TO BE DONE
Could you print all the entries exactly?

"""

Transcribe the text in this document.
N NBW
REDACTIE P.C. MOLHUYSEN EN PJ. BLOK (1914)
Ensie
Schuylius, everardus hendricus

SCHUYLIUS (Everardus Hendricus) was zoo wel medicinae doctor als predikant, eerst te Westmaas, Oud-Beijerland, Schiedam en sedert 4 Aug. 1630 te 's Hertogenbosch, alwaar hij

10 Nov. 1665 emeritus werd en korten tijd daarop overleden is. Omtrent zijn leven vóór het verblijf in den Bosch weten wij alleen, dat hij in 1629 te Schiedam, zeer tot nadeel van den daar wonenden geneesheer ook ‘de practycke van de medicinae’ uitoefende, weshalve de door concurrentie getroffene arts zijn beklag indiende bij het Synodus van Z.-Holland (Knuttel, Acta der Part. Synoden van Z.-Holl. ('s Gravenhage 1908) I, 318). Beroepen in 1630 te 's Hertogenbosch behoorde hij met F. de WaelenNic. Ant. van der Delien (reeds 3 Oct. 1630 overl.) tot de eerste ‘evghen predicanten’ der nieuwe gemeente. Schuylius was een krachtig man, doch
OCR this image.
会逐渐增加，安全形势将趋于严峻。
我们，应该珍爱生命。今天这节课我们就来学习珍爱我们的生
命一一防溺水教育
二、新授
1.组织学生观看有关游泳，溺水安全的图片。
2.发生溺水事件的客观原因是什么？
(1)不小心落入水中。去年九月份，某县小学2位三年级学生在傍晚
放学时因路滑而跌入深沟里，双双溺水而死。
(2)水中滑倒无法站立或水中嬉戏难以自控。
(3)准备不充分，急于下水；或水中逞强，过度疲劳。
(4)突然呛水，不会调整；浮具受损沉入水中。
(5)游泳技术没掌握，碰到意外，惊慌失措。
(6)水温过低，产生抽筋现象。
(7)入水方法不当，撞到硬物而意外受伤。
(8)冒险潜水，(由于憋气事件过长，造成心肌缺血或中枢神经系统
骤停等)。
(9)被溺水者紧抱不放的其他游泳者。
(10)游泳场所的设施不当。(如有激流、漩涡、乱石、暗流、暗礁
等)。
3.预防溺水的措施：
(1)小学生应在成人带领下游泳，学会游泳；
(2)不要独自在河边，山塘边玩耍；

"""

RESPONSE FOR THIS EXERCISE
Transcribe the text in this document.
N NBW
REDACTIE P.C. MOLHUYSEN EN PJ. BLOK (1914)
Ensie
Schuylius, everardus hendricus

SCHUYLIUS (Everardus Hendricus) was zoo wel medicinae doctor als predikant, eerst te Westmaas, Oud-Beijerland, Schiedam en sedert 4 Aug. 1630 te 's Hertogenbosch, alwaar hij

10 Nov. 1665 emeritus werd en korten tijd daarop overleden is. Omtrent zijn leven vóór het verblijf in den Bosch weten wij alleen, dat hij in 1629 te Schiedam, zeer tot nadeel van den daar wonenden geneesheer ook ‘de practycke van de medicinae’ uitoefende, weshalve de door concurrentie getroffene arts zijn beklag indiende bij het Synodus van Z.-Holland (Knuttel, Acta der Part. Synoden van Z.-Holl. ('s Gravenhage 1908) I, 318). Beroepen in 1630 te 's Hertogenbosch behoorde hij met F. de WaelenNic. Ant. van der Delien (reeds 3 Oct. 1630 overl.) tot de eerste ‘evghen predicanten’ der nieuwe gemeente. Schuylius was een krachtig man, doch
OCR this image.
会逐渐增加，安全形势将趋于严峻。
我们，应该珍爱生命。今天这节课我们就来学习珍爱我们的生
命一一防溺水教育
二、新授
1.组织学生观看有关游泳，溺水安全的图片。
2.发生溺水事件的客观原因是什么？
(1)不小心落入水中。去年九月份，某县小学2位三年级学生在傍晚
放学时因路滑而跌入深沟里，双双溺水而死。
(2)水中滑倒无法站立或水中嬉戏难以自控。
(3)准备不充分，急于下水；或水中逞强，过度疲劳。
(4)突然呛水，不会调整；浮具受损沉入水中。
(5)游泳技术没掌握，碰到意外，惊慌失措。
(6)水温过低，产生抽筋现象。
(7)入水方法不当，撞到硬物而意外受伤。
(8)冒险潜水，(由于憋气事件过长，造成心肌缺血或中枢神经系统
骤停等)。
(9)被溺水者紧抱不放的其他游泳者。
(10)游泳场所的设施不当。(如有激流、漩涡、乱石、暗流、暗礁
等)。
3.预防溺水的措施：
(1)小学生应在成人带领下游泳，学会游泳；
(2)不要独自在河边，山塘边玩耍；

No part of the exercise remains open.